Dataset records
>> BEGIN
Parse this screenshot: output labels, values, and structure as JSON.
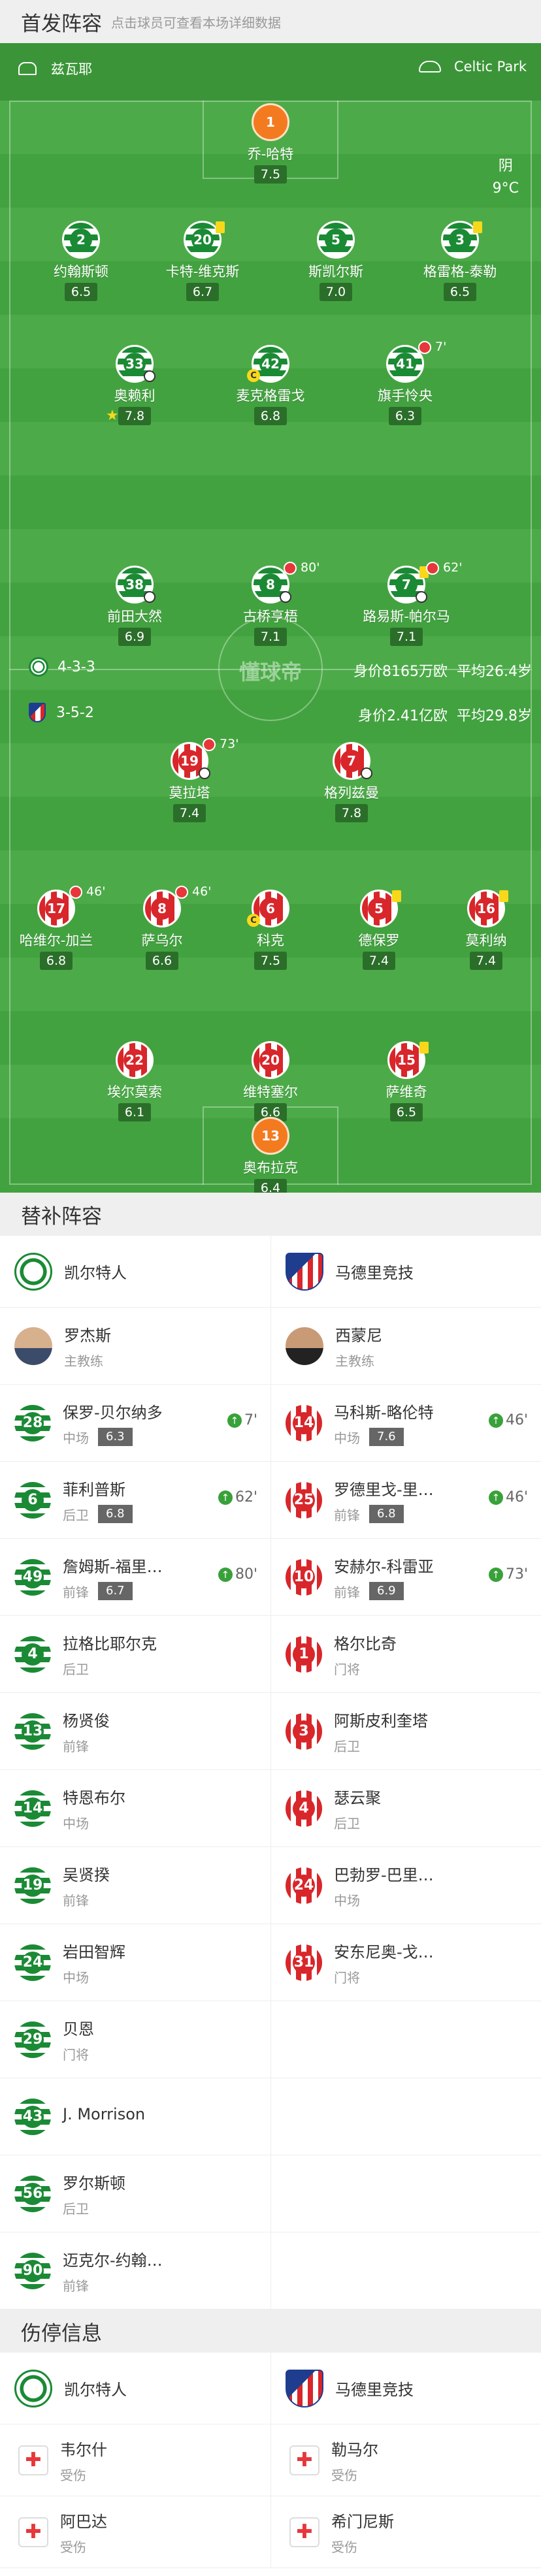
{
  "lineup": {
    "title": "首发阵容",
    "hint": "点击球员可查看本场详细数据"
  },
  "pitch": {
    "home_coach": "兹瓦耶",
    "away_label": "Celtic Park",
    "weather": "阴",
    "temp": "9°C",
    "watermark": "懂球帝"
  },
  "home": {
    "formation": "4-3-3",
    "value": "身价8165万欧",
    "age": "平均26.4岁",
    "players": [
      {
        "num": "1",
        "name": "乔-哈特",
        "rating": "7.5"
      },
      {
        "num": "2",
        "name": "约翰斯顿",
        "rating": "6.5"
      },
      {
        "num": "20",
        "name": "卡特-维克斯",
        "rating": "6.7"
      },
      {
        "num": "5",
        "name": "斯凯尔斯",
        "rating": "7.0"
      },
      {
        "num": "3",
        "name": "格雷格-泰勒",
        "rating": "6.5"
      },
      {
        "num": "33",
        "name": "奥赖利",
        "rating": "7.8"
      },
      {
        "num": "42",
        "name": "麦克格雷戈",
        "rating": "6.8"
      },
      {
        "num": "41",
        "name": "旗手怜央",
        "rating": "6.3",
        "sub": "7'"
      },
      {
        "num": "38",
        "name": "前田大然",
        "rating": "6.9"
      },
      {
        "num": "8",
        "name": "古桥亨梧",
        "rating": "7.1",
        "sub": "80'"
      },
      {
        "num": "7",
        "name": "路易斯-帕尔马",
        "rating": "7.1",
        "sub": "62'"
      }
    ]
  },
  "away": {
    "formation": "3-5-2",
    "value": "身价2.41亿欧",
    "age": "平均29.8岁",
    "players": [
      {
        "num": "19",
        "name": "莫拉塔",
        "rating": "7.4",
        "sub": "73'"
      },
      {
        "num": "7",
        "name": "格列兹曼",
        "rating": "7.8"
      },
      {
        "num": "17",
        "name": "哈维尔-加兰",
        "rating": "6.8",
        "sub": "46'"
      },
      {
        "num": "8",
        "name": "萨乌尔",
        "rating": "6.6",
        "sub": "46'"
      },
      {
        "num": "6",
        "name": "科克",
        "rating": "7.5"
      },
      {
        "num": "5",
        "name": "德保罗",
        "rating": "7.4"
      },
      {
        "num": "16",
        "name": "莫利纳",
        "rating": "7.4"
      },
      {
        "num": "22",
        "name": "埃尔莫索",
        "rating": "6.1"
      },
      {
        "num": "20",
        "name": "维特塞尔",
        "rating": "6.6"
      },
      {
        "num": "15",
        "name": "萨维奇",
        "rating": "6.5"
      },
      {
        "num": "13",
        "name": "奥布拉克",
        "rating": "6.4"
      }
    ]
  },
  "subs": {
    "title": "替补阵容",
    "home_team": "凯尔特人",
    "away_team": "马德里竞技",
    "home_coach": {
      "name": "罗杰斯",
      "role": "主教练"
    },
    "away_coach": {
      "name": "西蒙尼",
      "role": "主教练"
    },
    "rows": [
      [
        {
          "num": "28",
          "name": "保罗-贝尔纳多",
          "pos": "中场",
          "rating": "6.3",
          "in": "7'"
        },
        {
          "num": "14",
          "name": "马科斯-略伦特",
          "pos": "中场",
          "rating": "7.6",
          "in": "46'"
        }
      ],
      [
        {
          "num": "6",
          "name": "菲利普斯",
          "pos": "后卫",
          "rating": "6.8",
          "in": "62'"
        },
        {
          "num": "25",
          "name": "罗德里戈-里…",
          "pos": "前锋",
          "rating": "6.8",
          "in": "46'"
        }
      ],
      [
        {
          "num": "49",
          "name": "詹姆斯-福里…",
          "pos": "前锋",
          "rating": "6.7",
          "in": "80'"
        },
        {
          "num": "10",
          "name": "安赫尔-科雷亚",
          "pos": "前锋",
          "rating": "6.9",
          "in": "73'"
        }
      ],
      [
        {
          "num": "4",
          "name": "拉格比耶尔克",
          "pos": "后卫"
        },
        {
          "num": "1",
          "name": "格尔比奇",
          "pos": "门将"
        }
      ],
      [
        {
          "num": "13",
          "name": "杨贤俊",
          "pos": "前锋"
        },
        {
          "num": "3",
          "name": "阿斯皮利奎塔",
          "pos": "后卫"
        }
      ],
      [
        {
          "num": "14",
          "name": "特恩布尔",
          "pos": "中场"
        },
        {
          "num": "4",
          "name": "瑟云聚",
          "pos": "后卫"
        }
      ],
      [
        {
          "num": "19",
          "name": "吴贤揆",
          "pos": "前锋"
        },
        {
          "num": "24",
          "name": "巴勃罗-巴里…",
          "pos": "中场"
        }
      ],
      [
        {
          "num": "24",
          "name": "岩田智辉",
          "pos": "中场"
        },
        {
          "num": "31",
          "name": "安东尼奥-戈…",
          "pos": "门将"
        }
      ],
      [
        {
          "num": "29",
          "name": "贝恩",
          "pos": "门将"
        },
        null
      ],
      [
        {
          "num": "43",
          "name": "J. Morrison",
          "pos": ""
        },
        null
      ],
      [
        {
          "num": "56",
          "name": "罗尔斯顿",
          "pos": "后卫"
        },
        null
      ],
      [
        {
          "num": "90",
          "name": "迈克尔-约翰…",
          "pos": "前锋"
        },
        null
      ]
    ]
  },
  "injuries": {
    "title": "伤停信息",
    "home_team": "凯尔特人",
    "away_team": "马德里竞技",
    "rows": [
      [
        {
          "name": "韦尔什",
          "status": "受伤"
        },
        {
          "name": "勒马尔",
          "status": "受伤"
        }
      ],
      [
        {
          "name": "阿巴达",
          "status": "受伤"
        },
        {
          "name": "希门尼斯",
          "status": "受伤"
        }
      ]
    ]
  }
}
>> END
§ Exercise aim: Reproduce every entry word for word, but skip any pictures.

§ The answer:
Parse this screenshot: output labels, values, and structure as JSON.
{
  "lineup": {
    "title": "首发阵容",
    "hint": "点击球员可查看本场详细数据"
  },
  "pitch": {
    "home_coach": "兹瓦耶",
    "away_label": "Celtic Park",
    "weather": "阴",
    "temp": "9°C",
    "watermark": "懂球帝"
  },
  "home": {
    "formation": "4-3-3",
    "value": "身价8165万欧",
    "age": "平均26.4岁",
    "players": [
      {
        "num": "1",
        "name": "乔-哈特",
        "rating": "7.5"
      },
      {
        "num": "2",
        "name": "约翰斯顿",
        "rating": "6.5"
      },
      {
        "num": "20",
        "name": "卡特-维克斯",
        "rating": "6.7"
      },
      {
        "num": "5",
        "name": "斯凯尔斯",
        "rating": "7.0"
      },
      {
        "num": "3",
        "name": "格雷格-泰勒",
        "rating": "6.5"
      },
      {
        "num": "33",
        "name": "奥赖利",
        "rating": "7.8"
      },
      {
        "num": "42",
        "name": "麦克格雷戈",
        "rating": "6.8"
      },
      {
        "num": "41",
        "name": "旗手怜央",
        "rating": "6.3",
        "sub": "7'"
      },
      {
        "num": "38",
        "name": "前田大然",
        "rating": "6.9"
      },
      {
        "num": "8",
        "name": "古桥亨梧",
        "rating": "7.1",
        "sub": "80'"
      },
      {
        "num": "7",
        "name": "路易斯-帕尔马",
        "rating": "7.1",
        "sub": "62'"
      }
    ]
  },
  "away": {
    "formation": "3-5-2",
    "value": "身价2.41亿欧",
    "age": "平均29.8岁",
    "players": [
      {
        "num": "19",
        "name": "莫拉塔",
        "rating": "7.4",
        "sub": "73'"
      },
      {
        "num": "7",
        "name": "格列兹曼",
        "rating": "7.8"
      },
      {
        "num": "17",
        "name": "哈维尔-加兰",
        "rating": "6.8",
        "sub": "46'"
      },
      {
        "num": "8",
        "name": "萨乌尔",
        "rating": "6.6",
        "sub": "46'"
      },
      {
        "num": "6",
        "name": "科克",
        "rating": "7.5"
      },
      {
        "num": "5",
        "name": "德保罗",
        "rating": "7.4"
      },
      {
        "num": "16",
        "name": "莫利纳",
        "rating": "7.4"
      },
      {
        "num": "22",
        "name": "埃尔莫索",
        "rating": "6.1"
      },
      {
        "num": "20",
        "name": "维特塞尔",
        "rating": "6.6"
      },
      {
        "num": "15",
        "name": "萨维奇",
        "rating": "6.5"
      },
      {
        "num": "13",
        "name": "奥布拉克",
        "rating": "6.4"
      }
    ]
  },
  "subs": {
    "title": "替补阵容",
    "home_team": "凯尔特人",
    "away_team": "马德里竞技",
    "home_coach": {
      "name": "罗杰斯",
      "role": "主教练"
    },
    "away_coach": {
      "name": "西蒙尼",
      "role": "主教练"
    },
    "rows": [
      [
        {
          "num": "28",
          "name": "保罗-贝尔纳多",
          "pos": "中场",
          "rating": "6.3",
          "in": "7'"
        },
        {
          "num": "14",
          "name": "马科斯-略伦特",
          "pos": "中场",
          "rating": "7.6",
          "in": "46'"
        }
      ],
      [
        {
          "num": "6",
          "name": "菲利普斯",
          "pos": "后卫",
          "rating": "6.8",
          "in": "62'"
        },
        {
          "num": "25",
          "name": "罗德里戈-里…",
          "pos": "前锋",
          "rating": "6.8",
          "in": "46'"
        }
      ],
      [
        {
          "num": "49",
          "name": "詹姆斯-福里…",
          "pos": "前锋",
          "rating": "6.7",
          "in": "80'"
        },
        {
          "num": "10",
          "name": "安赫尔-科雷亚",
          "pos": "前锋",
          "rating": "6.9",
          "in": "73'"
        }
      ],
      [
        {
          "num": "4",
          "name": "拉格比耶尔克",
          "pos": "后卫"
        },
        {
          "num": "1",
          "name": "格尔比奇",
          "pos": "门将"
        }
      ],
      [
        {
          "num": "13",
          "name": "杨贤俊",
          "pos": "前锋"
        },
        {
          "num": "3",
          "name": "阿斯皮利奎塔",
          "pos": "后卫"
        }
      ],
      [
        {
          "num": "14",
          "name": "特恩布尔",
          "pos": "中场"
        },
        {
          "num": "4",
          "name": "瑟云聚",
          "pos": "后卫"
        }
      ],
      [
        {
          "num": "19",
          "name": "吴贤揆",
          "pos": "前锋"
        },
        {
          "num": "24",
          "name": "巴勃罗-巴里…",
          "pos": "中场"
        }
      ],
      [
        {
          "num": "24",
          "name": "岩田智辉",
          "pos": "中场"
        },
        {
          "num": "31",
          "name": "安东尼奥-戈…",
          "pos": "门将"
        }
      ],
      [
        {
          "num": "29",
          "name": "贝恩",
          "pos": "门将"
        },
        null
      ],
      [
        {
          "num": "43",
          "name": "J. Morrison",
          "pos": ""
        },
        null
      ],
      [
        {
          "num": "56",
          "name": "罗尔斯顿",
          "pos": "后卫"
        },
        null
      ],
      [
        {
          "num": "90",
          "name": "迈克尔-约翰…",
          "pos": "前锋"
        },
        null
      ]
    ]
  },
  "injuries": {
    "title": "伤停信息",
    "home_team": "凯尔特人",
    "away_team": "马德里竞技",
    "rows": [
      [
        {
          "name": "韦尔什",
          "status": "受伤"
        },
        {
          "name": "勒马尔",
          "status": "受伤"
        }
      ],
      [
        {
          "name": "阿巴达",
          "status": "受伤"
        },
        {
          "name": "希门尼斯",
          "status": "受伤"
        }
      ]
    ]
  }
}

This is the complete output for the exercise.